start DATASET

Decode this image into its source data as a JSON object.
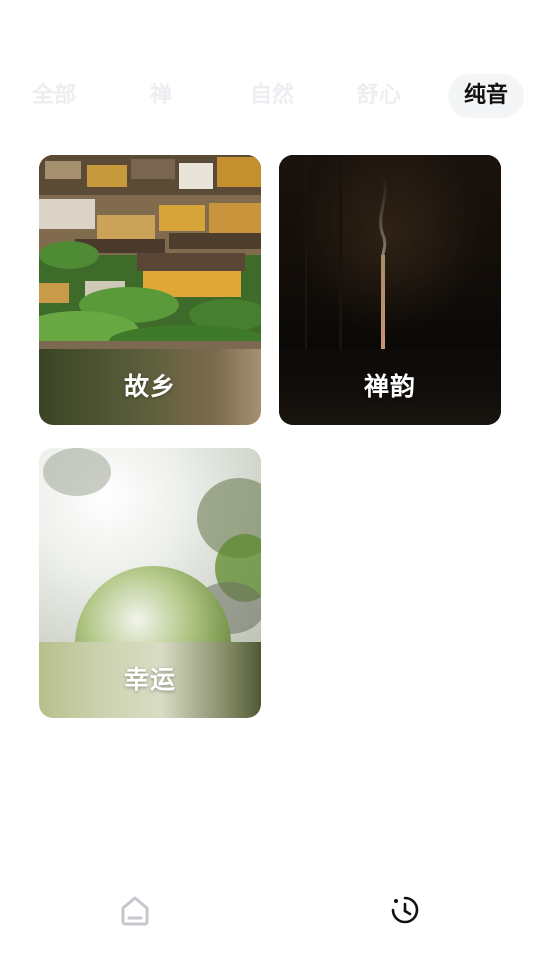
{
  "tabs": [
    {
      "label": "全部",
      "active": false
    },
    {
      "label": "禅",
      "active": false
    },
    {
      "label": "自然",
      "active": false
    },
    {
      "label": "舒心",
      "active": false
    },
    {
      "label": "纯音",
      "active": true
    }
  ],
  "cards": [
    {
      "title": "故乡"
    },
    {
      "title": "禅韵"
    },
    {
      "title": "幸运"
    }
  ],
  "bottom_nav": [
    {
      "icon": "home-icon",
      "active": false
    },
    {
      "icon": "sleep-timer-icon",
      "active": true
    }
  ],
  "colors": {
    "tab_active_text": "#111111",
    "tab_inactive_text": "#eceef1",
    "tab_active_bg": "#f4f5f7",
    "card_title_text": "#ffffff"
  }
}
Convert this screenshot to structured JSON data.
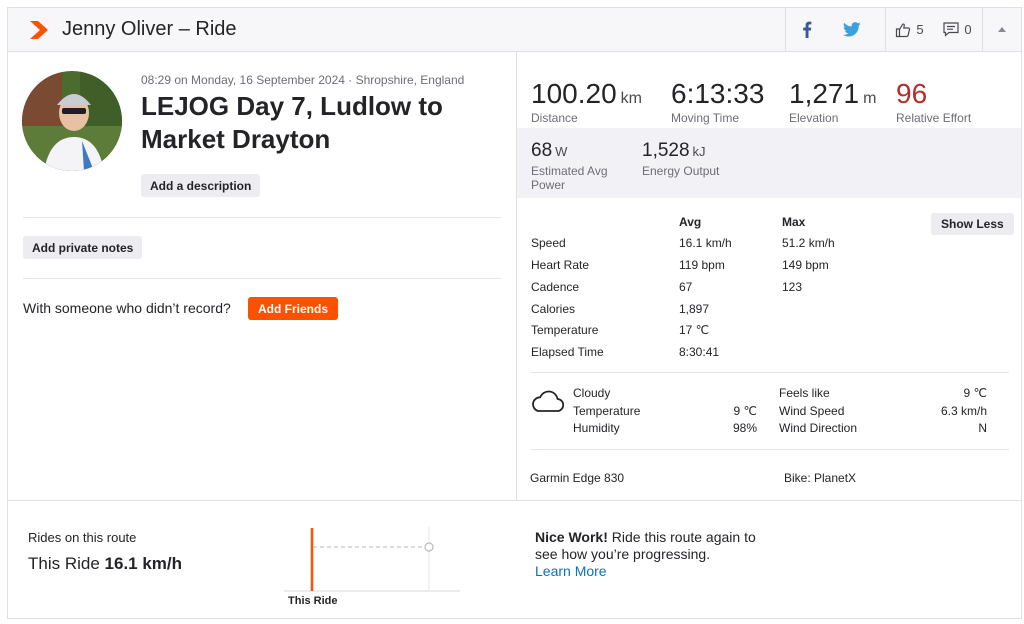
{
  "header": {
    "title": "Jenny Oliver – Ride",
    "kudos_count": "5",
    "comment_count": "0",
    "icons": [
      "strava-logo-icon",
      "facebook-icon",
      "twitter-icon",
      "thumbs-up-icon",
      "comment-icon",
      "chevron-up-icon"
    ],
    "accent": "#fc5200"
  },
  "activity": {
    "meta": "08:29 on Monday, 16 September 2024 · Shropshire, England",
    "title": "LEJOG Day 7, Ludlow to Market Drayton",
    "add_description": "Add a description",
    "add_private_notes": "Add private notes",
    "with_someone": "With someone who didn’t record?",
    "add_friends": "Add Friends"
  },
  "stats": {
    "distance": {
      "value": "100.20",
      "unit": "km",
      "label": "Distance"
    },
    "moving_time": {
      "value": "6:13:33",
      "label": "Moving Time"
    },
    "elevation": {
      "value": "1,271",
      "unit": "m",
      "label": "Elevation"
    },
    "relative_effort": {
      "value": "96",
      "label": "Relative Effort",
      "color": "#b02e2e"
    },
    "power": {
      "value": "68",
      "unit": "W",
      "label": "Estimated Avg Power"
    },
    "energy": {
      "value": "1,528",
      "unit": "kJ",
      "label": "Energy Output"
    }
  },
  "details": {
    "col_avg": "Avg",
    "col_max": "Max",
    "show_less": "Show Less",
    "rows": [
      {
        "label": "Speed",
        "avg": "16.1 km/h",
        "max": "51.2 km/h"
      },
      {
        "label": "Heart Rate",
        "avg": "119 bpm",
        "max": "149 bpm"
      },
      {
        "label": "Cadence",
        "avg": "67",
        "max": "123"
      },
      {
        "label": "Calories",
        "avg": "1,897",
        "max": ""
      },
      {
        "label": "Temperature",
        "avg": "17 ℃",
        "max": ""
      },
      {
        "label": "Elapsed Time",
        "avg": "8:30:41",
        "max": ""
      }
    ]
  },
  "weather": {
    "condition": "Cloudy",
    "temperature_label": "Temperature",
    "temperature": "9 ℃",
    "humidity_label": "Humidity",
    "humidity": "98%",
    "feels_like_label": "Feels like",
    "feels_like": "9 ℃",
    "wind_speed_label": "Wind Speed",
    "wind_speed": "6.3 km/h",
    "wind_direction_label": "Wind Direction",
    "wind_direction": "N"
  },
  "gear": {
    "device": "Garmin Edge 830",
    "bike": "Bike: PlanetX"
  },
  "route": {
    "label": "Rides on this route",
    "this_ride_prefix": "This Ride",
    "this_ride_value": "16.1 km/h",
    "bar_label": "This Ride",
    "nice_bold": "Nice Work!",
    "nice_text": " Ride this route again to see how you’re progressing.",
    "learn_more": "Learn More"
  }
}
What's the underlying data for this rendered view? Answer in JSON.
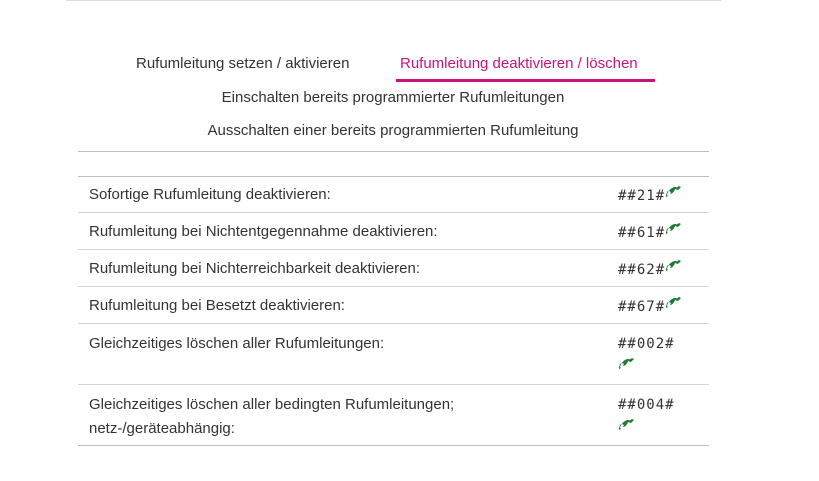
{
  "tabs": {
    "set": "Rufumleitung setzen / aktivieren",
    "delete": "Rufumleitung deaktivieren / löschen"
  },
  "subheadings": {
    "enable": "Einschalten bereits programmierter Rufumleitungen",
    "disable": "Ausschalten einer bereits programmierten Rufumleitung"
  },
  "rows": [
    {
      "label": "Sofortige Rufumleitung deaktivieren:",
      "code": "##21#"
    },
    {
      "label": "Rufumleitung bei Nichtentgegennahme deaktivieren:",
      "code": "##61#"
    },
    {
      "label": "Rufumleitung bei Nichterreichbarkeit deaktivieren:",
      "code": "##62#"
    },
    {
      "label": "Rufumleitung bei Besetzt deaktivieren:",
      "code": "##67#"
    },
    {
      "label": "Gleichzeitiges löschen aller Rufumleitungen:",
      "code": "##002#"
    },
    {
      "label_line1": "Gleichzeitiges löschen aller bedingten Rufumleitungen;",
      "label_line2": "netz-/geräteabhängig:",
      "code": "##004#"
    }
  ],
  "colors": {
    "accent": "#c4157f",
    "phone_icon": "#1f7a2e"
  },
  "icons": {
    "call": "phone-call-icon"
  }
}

end DATASET

● EXERCISE PROMPT
Work out how many lines in the entries hold the string "löschen". Your answer should consist solely of that number.

● THE RESPONSE
3